» **Problem description**:
Return the listing below exactly, with the pictures dropped.

Saved entries:
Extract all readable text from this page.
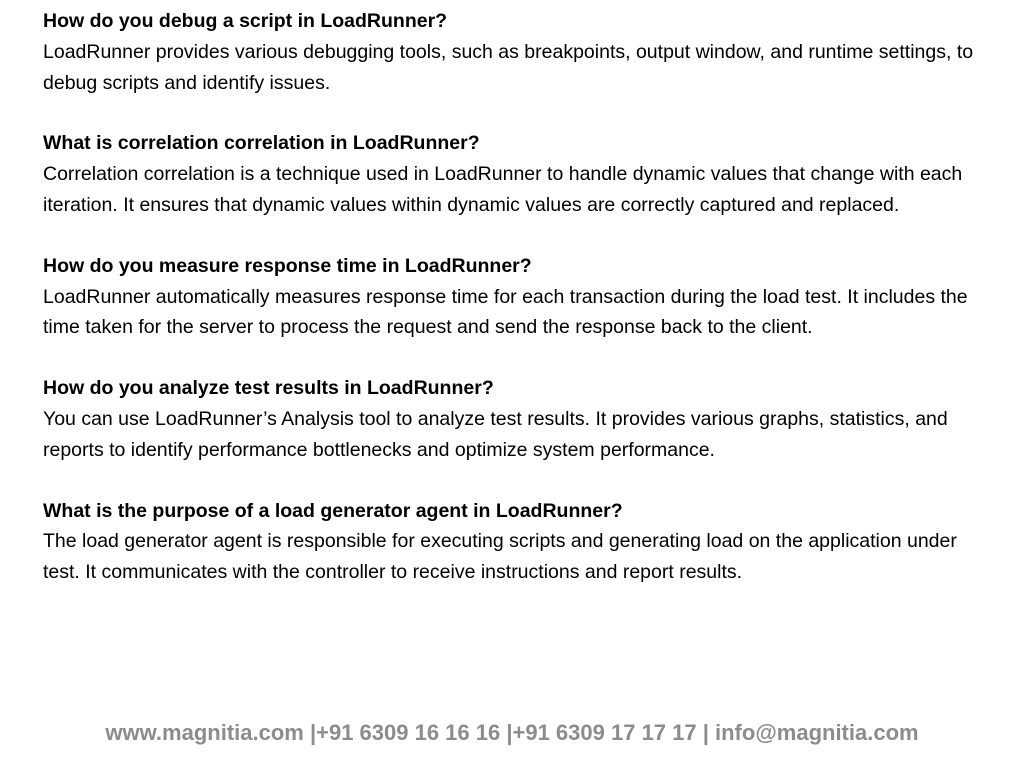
How do you debug a script in LoadRunner?
LoadRunner provides various debugging tools, such as breakpoints, output window, and runtime settings, to debug scripts and identify issues.
What is correlation correlation in LoadRunner?
Correlation correlation is a technique used in LoadRunner to handle dynamic values that change with each iteration. It ensures that dynamic values within dynamic values are correctly captured and replaced.
How do you measure response time in LoadRunner?
LoadRunner automatically measures response time for each transaction during the load test. It includes the time taken for the server to process the request and send the response back to the client.
How do you analyze test results in LoadRunner?
You can use LoadRunner’s Analysis tool to analyze test results. It provides various graphs, statistics, and reports to identify performance bottlenecks and optimize system performance.
What is the purpose of a load generator agent in LoadRunner?
The load generator agent is responsible for executing scripts and generating load on the application under test. It communicates with the controller to receive instructions and report results.
www.magnitia.com |+91 6309 16 16 16 |+91 6309 17 17 17 | info@magnitia.com
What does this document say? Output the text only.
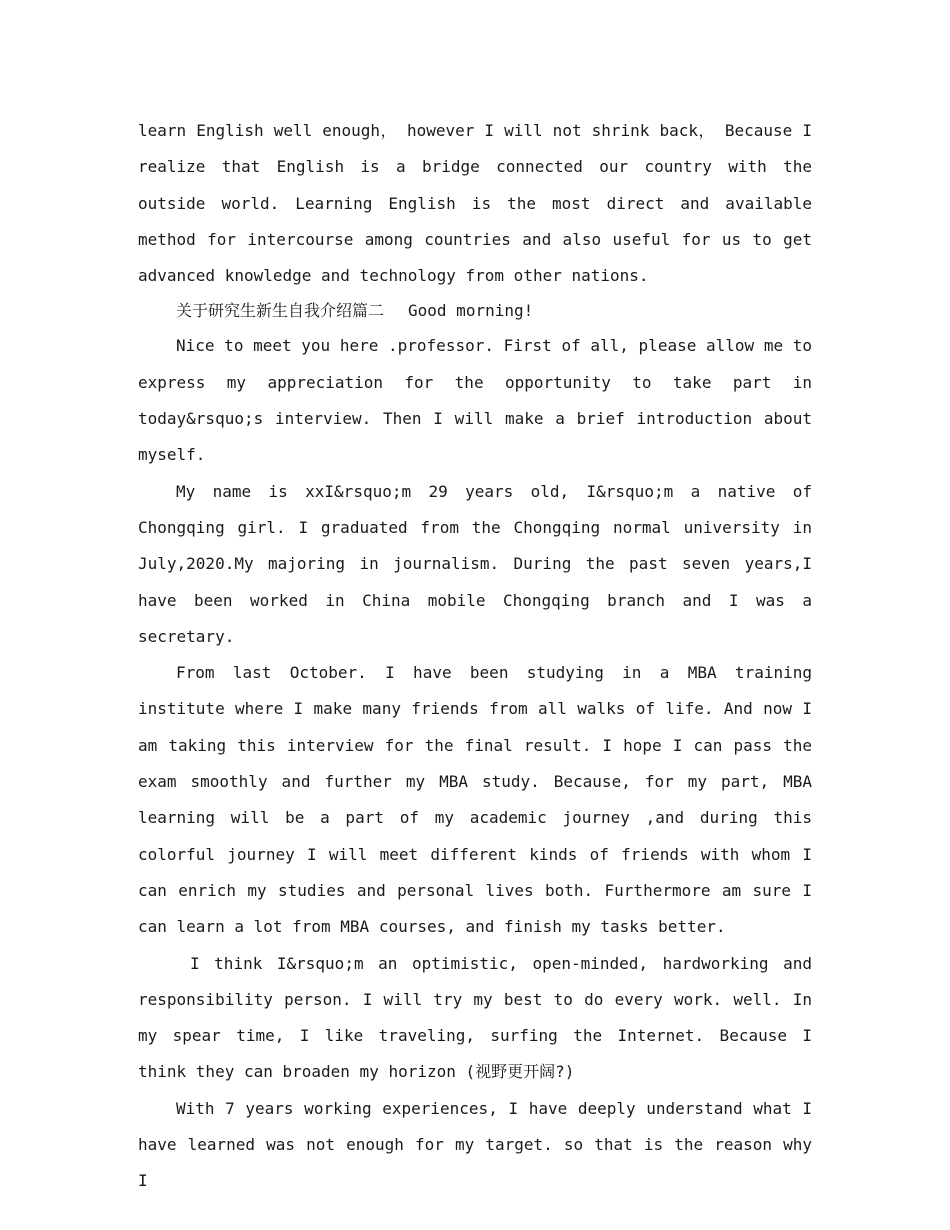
learn English well enough， however I will not shrink back， Because I realize that English is a bridge connected our country with the outside world. Learning English is the most direct and available method for intercourse among countries and also useful for us to get advanced knowledge and technology from other nations.

关于研究生新生自我介绍篇二 Good morning!

Nice to meet you here .professor. First of all, please allow me to express my appreciation for the opportunity to take part in today&rsquo;s interview. Then I will make a brief introduction about myself.

My name is xxI&rsquo;m 29 years old, I&rsquo;m a native of Chongqing girl. I graduated from the Chongqing normal university in July,2020.My majoring in journalism. During the past seven years,I have been worked in China mobile Chongqing branch and I was a secretary.

From last October. I have been studying in a MBA training institute where I make many friends from all walks of life. And now I am taking this interview for the final result. I hope I can pass the exam smoothly and further my MBA study. Because, for my part, MBA learning will be a part of my academic journey ,and during this colorful journey I will meet different kinds of friends with whom I can enrich my studies and personal lives both. Furthermore am sure I can learn a lot from MBA courses, and finish my tasks better.

I think I&rsquo;m an optimistic, open-minded, hardworking and responsibility person. I will try my best to do every work. well. In my spear time, I like traveling, surfing the Internet. Because I think they can broaden my horizon (视野更开阔?)

With 7 years working experiences, I have deeply understand what I have learned was not enough for my target. so that is the reason why I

» **Answer to the problem**:
Extract all readable text from this page.
How do you debug a script in LoadRunner?
LoadRunner provides various debugging tools, such as breakpoints, output window, and runtime settings, to debug scripts and identify issues.
What is correlation correlation in LoadRunner?
Correlation correlation is a technique used in LoadRunner to handle dynamic values that change with each iteration. It ensures that dynamic values within dynamic values are correctly captured and replaced.
How do you measure response time in LoadRunner?
LoadRunner automatically measures response time for each transaction during the load test. It includes the time taken for the server to process the request and send the response back to the client.
How do you analyze test results in LoadRunner?
You can use LoadRunner’s Analysis tool to analyze test results. It provides various graphs, statistics, and reports to identify performance bottlenecks and optimize system performance.
What is the purpose of a load generator agent in LoadRunner?
The load generator agent is responsible for executing scripts and generating load on the application under test. It communicates with the controller to receive instructions and report results.
www.magnitia.com |+91 6309 16 16 16 |+91 6309 17 17 17 | info@magnitia.com
What does this document say? Output the text only.
learn English well enough， however I will not shrink back， Because I realize that English is a bridge connected our country with the outside world. Learning English is the most direct and available method for intercourse among countries and also useful for us to get advanced knowledge and technology from other nations.

关于研究生新生自我介绍篇二 Good morning!

Nice to meet you here .professor. First of all, please allow me to express my appreciation for the opportunity to take part in today&rsquo;s interview. Then I will make a brief introduction about myself.

My name is xxI&rsquo;m 29 years old, I&rsquo;m a native of Chongqing girl. I graduated from the Chongqing normal university in July,2020.My majoring in journalism. During the past seven years,I have been worked in China mobile Chongqing branch and I was a secretary.

From last October. I have been studying in a MBA training institute where I make many friends from all walks of life. And now I am taking this interview for the final result. I hope I can pass the exam smoothly and further my MBA study. Because, for my part, MBA learning will be a part of my academic journey ,and during this colorful journey I will meet different kinds of friends with whom I can enrich my studies and personal lives both. Furthermore am sure I can learn a lot from MBA courses, and finish my tasks better.

I think I&rsquo;m an optimistic, open-minded, hardworking and responsibility person. I will try my best to do every work. well. In my spear time, I like traveling, surfing the Internet. Because I think they can broaden my horizon (视野更开阔?)

With 7 years working experiences, I have deeply understand what I have learned was not enough for my target. so that is the reason why I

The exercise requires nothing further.